>> start MATERIAL SUPPLIED

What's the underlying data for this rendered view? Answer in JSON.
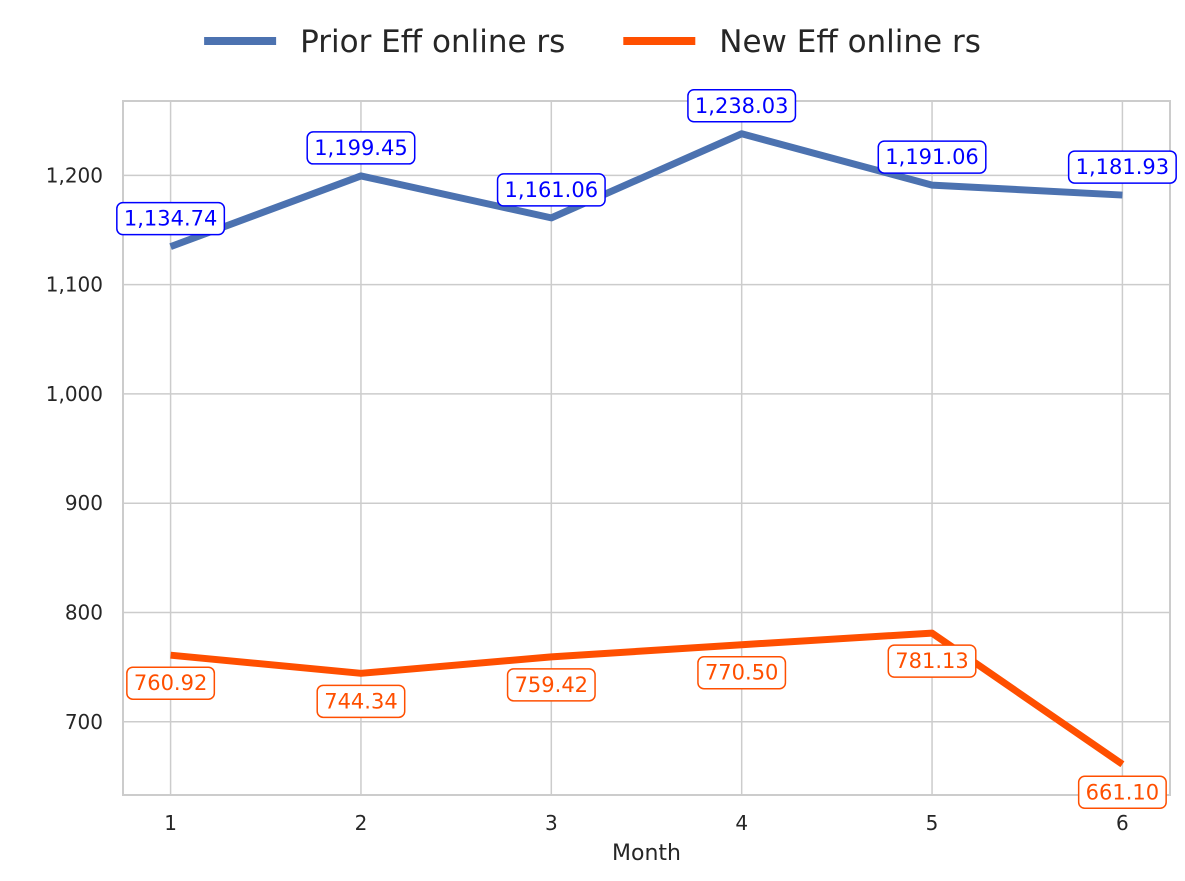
{
  "chart_data": {
    "type": "line",
    "title": "",
    "xlabel": "Month",
    "ylabel": "",
    "x": [
      1,
      2,
      3,
      4,
      5,
      6
    ],
    "xticks": [
      "1",
      "2",
      "3",
      "4",
      "5",
      "6"
    ],
    "xlim": [
      0.75,
      6.25
    ],
    "ylim": [
      633,
      1268
    ],
    "yticks": [
      700,
      800,
      900,
      1000,
      1100,
      1200
    ],
    "ytick_labels": [
      "700",
      "800",
      "900",
      "1,000",
      "1,100",
      "1,200"
    ],
    "grid": true,
    "legend_position": "top-center",
    "series": [
      {
        "name": "Prior Eff online rs",
        "color": "#4c72b0",
        "label_color": "#0000ff",
        "label_position": "above",
        "values": [
          1134.74,
          1199.45,
          1161.06,
          1238.03,
          1191.06,
          1181.93
        ],
        "labels": [
          "1,134.74",
          "1,199.45",
          "1,161.06",
          "1,238.03",
          "1,191.06",
          "1,181.93"
        ]
      },
      {
        "name": "New Eff online rs",
        "color": "#ff4f00",
        "label_color": "#ff4f00",
        "label_position": "below",
        "values": [
          760.92,
          744.34,
          759.42,
          770.5,
          781.13,
          661.1
        ],
        "labels": [
          "760.92",
          "744.34",
          "759.42",
          "770.50",
          "781.13",
          "661.10"
        ]
      }
    ]
  }
}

>> end MATERIAL SUPPLIED

WHAT TO DO: Copy every record above exactly as written, but leave out the pictures.

EXERCISE ANSWER:
What's the underlying data for this rendered view? Answer in JSON.
{
  "chart_data": {
    "type": "line",
    "title": "",
    "xlabel": "Month",
    "ylabel": "",
    "x": [
      1,
      2,
      3,
      4,
      5,
      6
    ],
    "xticks": [
      "1",
      "2",
      "3",
      "4",
      "5",
      "6"
    ],
    "xlim": [
      0.75,
      6.25
    ],
    "ylim": [
      633,
      1268
    ],
    "yticks": [
      700,
      800,
      900,
      1000,
      1100,
      1200
    ],
    "ytick_labels": [
      "700",
      "800",
      "900",
      "1,000",
      "1,100",
      "1,200"
    ],
    "grid": true,
    "legend_position": "top-center",
    "series": [
      {
        "name": "Prior Eff online rs",
        "color": "#4c72b0",
        "label_color": "#0000ff",
        "label_position": "above",
        "values": [
          1134.74,
          1199.45,
          1161.06,
          1238.03,
          1191.06,
          1181.93
        ],
        "labels": [
          "1,134.74",
          "1,199.45",
          "1,161.06",
          "1,238.03",
          "1,191.06",
          "1,181.93"
        ]
      },
      {
        "name": "New Eff online rs",
        "color": "#ff4f00",
        "label_color": "#ff4f00",
        "label_position": "below",
        "values": [
          760.92,
          744.34,
          759.42,
          770.5,
          781.13,
          661.1
        ],
        "labels": [
          "760.92",
          "744.34",
          "759.42",
          "770.50",
          "781.13",
          "661.10"
        ]
      }
    ]
  }
}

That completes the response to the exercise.